>> START DATA TO USE
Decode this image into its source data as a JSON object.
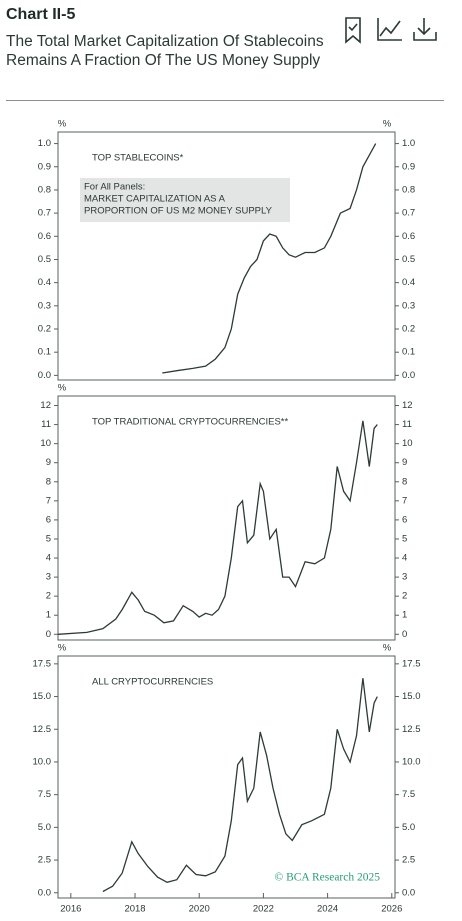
{
  "header": {
    "label": "Chart II-5",
    "title": "The Total Market Capitalization Of Stablecoins Remains A Fraction Of The US Money Supply"
  },
  "chart_data": [
    {
      "type": "line",
      "title": "TOP STABLECOINS*",
      "y_label": "%",
      "y2_label": "%",
      "note": [
        "For All Panels:",
        "MARKET CAPITALIZATION AS A",
        "PROPORTION OF US M2 MONEY SUPPLY"
      ],
      "color": "#2d3b36",
      "xlim": [
        2015.6,
        2026.1
      ],
      "ylim": [
        -0.02,
        1.05
      ],
      "yticks": [
        {
          "value": 0,
          "label": "0.0"
        },
        0.1,
        0.2,
        0.3,
        0.4,
        0.5,
        0.6,
        0.7,
        0.8,
        0.9,
        {
          "value": 1,
          "label": "1.0"
        }
      ],
      "y2lim": [
        -0.02,
        1.05
      ],
      "y2ticks": [
        {
          "value": 0,
          "label": "0.0"
        },
        0.1,
        0.2,
        0.3,
        0.4,
        0.5,
        0.6,
        0.7,
        0.8,
        0.9,
        {
          "value": 1,
          "label": "1.0"
        }
      ],
      "x": [
        2018.85,
        2019.3,
        2019.8,
        2020.2,
        2020.5,
        2020.8,
        2021.0,
        2021.2,
        2021.4,
        2021.6,
        2021.8,
        2022.0,
        2022.2,
        2022.4,
        2022.6,
        2022.8,
        2023.0,
        2023.3,
        2023.6,
        2023.9,
        2024.1,
        2024.4,
        2024.7,
        2024.9,
        2025.1,
        2025.3,
        2025.5
      ],
      "values": [
        0.01,
        0.02,
        0.03,
        0.04,
        0.07,
        0.12,
        0.2,
        0.35,
        0.42,
        0.47,
        0.5,
        0.58,
        0.61,
        0.6,
        0.55,
        0.52,
        0.51,
        0.53,
        0.53,
        0.55,
        0.6,
        0.7,
        0.72,
        0.8,
        0.9,
        0.95,
        1.0
      ]
    },
    {
      "type": "line",
      "title": "TOP TRADITIONAL CRYPTOCURRENCIES**",
      "y_label": "%",
      "color": "#2d3b36",
      "xlim": [
        2015.6,
        2026.1
      ],
      "ylim": [
        -0.3,
        12.5
      ],
      "yticks": [
        0,
        1,
        2,
        3,
        4,
        5,
        6,
        7,
        8,
        9,
        10,
        11,
        12
      ],
      "y2lim": [
        -0.3,
        12.5
      ],
      "y2ticks": [
        0,
        1,
        2,
        3,
        4,
        5,
        6,
        7,
        8,
        9,
        10,
        11,
        12
      ],
      "x": [
        2015.6,
        2016.5,
        2017.0,
        2017.4,
        2017.6,
        2017.9,
        2018.1,
        2018.3,
        2018.6,
        2018.9,
        2019.2,
        2019.5,
        2019.8,
        2020.0,
        2020.2,
        2020.4,
        2020.6,
        2020.8,
        2021.0,
        2021.2,
        2021.35,
        2021.5,
        2021.7,
        2021.9,
        2022.0,
        2022.2,
        2022.4,
        2022.6,
        2022.8,
        2023.0,
        2023.3,
        2023.6,
        2023.9,
        2024.1,
        2024.3,
        2024.5,
        2024.7,
        2024.9,
        2025.1,
        2025.3,
        2025.45,
        2025.55
      ],
      "values": [
        0,
        0.1,
        0.3,
        0.8,
        1.3,
        2.2,
        1.8,
        1.2,
        1.0,
        0.6,
        0.7,
        1.5,
        1.2,
        0.9,
        1.1,
        1.0,
        1.3,
        2.0,
        4.0,
        6.7,
        7.0,
        4.8,
        5.2,
        7.9,
        7.5,
        5.0,
        5.5,
        3.0,
        3.0,
        2.5,
        3.8,
        3.7,
        4.0,
        5.5,
        8.8,
        7.5,
        7.0,
        9.0,
        11.2,
        8.8,
        10.8,
        11.0
      ]
    },
    {
      "type": "line",
      "title": "ALL CRYPTOCURRENCIES",
      "y_label": "%",
      "y2_label": "%",
      "source": "© BCA Research 2025",
      "color": "#2d3b36",
      "xlim": [
        2015.6,
        2026.1
      ],
      "ylim": [
        -0.4,
        18.1
      ],
      "yticks": [
        {
          "value": 0,
          "label": "0.0"
        },
        2.5,
        {
          "value": 5,
          "label": "5.0"
        },
        7.5,
        {
          "value": 10,
          "label": "10.0"
        },
        12.5,
        {
          "value": 15,
          "label": "15.0"
        },
        17.5
      ],
      "y2lim": [
        -0.4,
        18.1
      ],
      "y2ticks": [
        {
          "value": 0,
          "label": "0.0"
        },
        2.5,
        {
          "value": 5,
          "label": "5.0"
        },
        7.5,
        {
          "value": 10,
          "label": "10.0"
        },
        12.5,
        {
          "value": 15,
          "label": "15.0"
        },
        17.5
      ],
      "xticks": [
        2016,
        2018,
        2020,
        2022,
        2024,
        2026
      ],
      "x": [
        2017.0,
        2017.3,
        2017.6,
        2017.9,
        2018.1,
        2018.4,
        2018.7,
        2019.0,
        2019.3,
        2019.6,
        2019.9,
        2020.2,
        2020.5,
        2020.8,
        2021.0,
        2021.2,
        2021.35,
        2021.5,
        2021.7,
        2021.9,
        2022.1,
        2022.3,
        2022.5,
        2022.7,
        2022.9,
        2023.2,
        2023.5,
        2023.9,
        2024.1,
        2024.3,
        2024.5,
        2024.7,
        2024.9,
        2025.1,
        2025.3,
        2025.45,
        2025.55
      ],
      "values": [
        0.1,
        0.5,
        1.5,
        3.9,
        3.0,
        2.0,
        1.2,
        0.8,
        1.0,
        2.1,
        1.4,
        1.3,
        1.6,
        2.8,
        5.5,
        9.8,
        10.3,
        7.0,
        8.0,
        12.3,
        10.5,
        8.0,
        6.0,
        4.5,
        4.0,
        5.2,
        5.5,
        6.0,
        8.0,
        12.5,
        11.0,
        10.0,
        12.0,
        16.4,
        12.3,
        14.5,
        15.0
      ]
    }
  ]
}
>> END DATA TO USE
> STATED PROBLEM
Repeat the data exactly, without the pictures.

> EXERCISE OUTPUT
Decode this image into its source data as a JSON object.
{
  "header": {
    "label": "Chart II-5",
    "title": "The Total Market Capitalization Of Stablecoins Remains A Fraction Of The US Money Supply"
  },
  "chart_data": [
    {
      "type": "line",
      "title": "TOP STABLECOINS*",
      "y_label": "%",
      "y2_label": "%",
      "note": [
        "For All Panels:",
        "MARKET CAPITALIZATION AS A",
        "PROPORTION OF US M2 MONEY SUPPLY"
      ],
      "color": "#2d3b36",
      "xlim": [
        2015.6,
        2026.1
      ],
      "ylim": [
        -0.02,
        1.05
      ],
      "yticks": [
        {
          "value": 0,
          "label": "0.0"
        },
        0.1,
        0.2,
        0.3,
        0.4,
        0.5,
        0.6,
        0.7,
        0.8,
        0.9,
        {
          "value": 1,
          "label": "1.0"
        }
      ],
      "y2lim": [
        -0.02,
        1.05
      ],
      "y2ticks": [
        {
          "value": 0,
          "label": "0.0"
        },
        0.1,
        0.2,
        0.3,
        0.4,
        0.5,
        0.6,
        0.7,
        0.8,
        0.9,
        {
          "value": 1,
          "label": "1.0"
        }
      ],
      "x": [
        2018.85,
        2019.3,
        2019.8,
        2020.2,
        2020.5,
        2020.8,
        2021.0,
        2021.2,
        2021.4,
        2021.6,
        2021.8,
        2022.0,
        2022.2,
        2022.4,
        2022.6,
        2022.8,
        2023.0,
        2023.3,
        2023.6,
        2023.9,
        2024.1,
        2024.4,
        2024.7,
        2024.9,
        2025.1,
        2025.3,
        2025.5
      ],
      "values": [
        0.01,
        0.02,
        0.03,
        0.04,
        0.07,
        0.12,
        0.2,
        0.35,
        0.42,
        0.47,
        0.5,
        0.58,
        0.61,
        0.6,
        0.55,
        0.52,
        0.51,
        0.53,
        0.53,
        0.55,
        0.6,
        0.7,
        0.72,
        0.8,
        0.9,
        0.95,
        1.0
      ]
    },
    {
      "type": "line",
      "title": "TOP TRADITIONAL CRYPTOCURRENCIES**",
      "y_label": "%",
      "color": "#2d3b36",
      "xlim": [
        2015.6,
        2026.1
      ],
      "ylim": [
        -0.3,
        12.5
      ],
      "yticks": [
        0,
        1,
        2,
        3,
        4,
        5,
        6,
        7,
        8,
        9,
        10,
        11,
        12
      ],
      "y2lim": [
        -0.3,
        12.5
      ],
      "y2ticks": [
        0,
        1,
        2,
        3,
        4,
        5,
        6,
        7,
        8,
        9,
        10,
        11,
        12
      ],
      "x": [
        2015.6,
        2016.5,
        2017.0,
        2017.4,
        2017.6,
        2017.9,
        2018.1,
        2018.3,
        2018.6,
        2018.9,
        2019.2,
        2019.5,
        2019.8,
        2020.0,
        2020.2,
        2020.4,
        2020.6,
        2020.8,
        2021.0,
        2021.2,
        2021.35,
        2021.5,
        2021.7,
        2021.9,
        2022.0,
        2022.2,
        2022.4,
        2022.6,
        2022.8,
        2023.0,
        2023.3,
        2023.6,
        2023.9,
        2024.1,
        2024.3,
        2024.5,
        2024.7,
        2024.9,
        2025.1,
        2025.3,
        2025.45,
        2025.55
      ],
      "values": [
        0,
        0.1,
        0.3,
        0.8,
        1.3,
        2.2,
        1.8,
        1.2,
        1.0,
        0.6,
        0.7,
        1.5,
        1.2,
        0.9,
        1.1,
        1.0,
        1.3,
        2.0,
        4.0,
        6.7,
        7.0,
        4.8,
        5.2,
        7.9,
        7.5,
        5.0,
        5.5,
        3.0,
        3.0,
        2.5,
        3.8,
        3.7,
        4.0,
        5.5,
        8.8,
        7.5,
        7.0,
        9.0,
        11.2,
        8.8,
        10.8,
        11.0
      ]
    },
    {
      "type": "line",
      "title": "ALL CRYPTOCURRENCIES",
      "y_label": "%",
      "y2_label": "%",
      "source": "© BCA Research 2025",
      "color": "#2d3b36",
      "xlim": [
        2015.6,
        2026.1
      ],
      "ylim": [
        -0.4,
        18.1
      ],
      "yticks": [
        {
          "value": 0,
          "label": "0.0"
        },
        2.5,
        {
          "value": 5,
          "label": "5.0"
        },
        7.5,
        {
          "value": 10,
          "label": "10.0"
        },
        12.5,
        {
          "value": 15,
          "label": "15.0"
        },
        17.5
      ],
      "y2lim": [
        -0.4,
        18.1
      ],
      "y2ticks": [
        {
          "value": 0,
          "label": "0.0"
        },
        2.5,
        {
          "value": 5,
          "label": "5.0"
        },
        7.5,
        {
          "value": 10,
          "label": "10.0"
        },
        12.5,
        {
          "value": 15,
          "label": "15.0"
        },
        17.5
      ],
      "xticks": [
        2016,
        2018,
        2020,
        2022,
        2024,
        2026
      ],
      "x": [
        2017.0,
        2017.3,
        2017.6,
        2017.9,
        2018.1,
        2018.4,
        2018.7,
        2019.0,
        2019.3,
        2019.6,
        2019.9,
        2020.2,
        2020.5,
        2020.8,
        2021.0,
        2021.2,
        2021.35,
        2021.5,
        2021.7,
        2021.9,
        2022.1,
        2022.3,
        2022.5,
        2022.7,
        2022.9,
        2023.2,
        2023.5,
        2023.9,
        2024.1,
        2024.3,
        2024.5,
        2024.7,
        2024.9,
        2025.1,
        2025.3,
        2025.45,
        2025.55
      ],
      "values": [
        0.1,
        0.5,
        1.5,
        3.9,
        3.0,
        2.0,
        1.2,
        0.8,
        1.0,
        2.1,
        1.4,
        1.3,
        1.6,
        2.8,
        5.5,
        9.8,
        10.3,
        7.0,
        8.0,
        12.3,
        10.5,
        8.0,
        6.0,
        4.5,
        4.0,
        5.2,
        5.5,
        6.0,
        8.0,
        12.5,
        11.0,
        10.0,
        12.0,
        16.4,
        12.3,
        14.5,
        15.0
      ]
    }
  ]
}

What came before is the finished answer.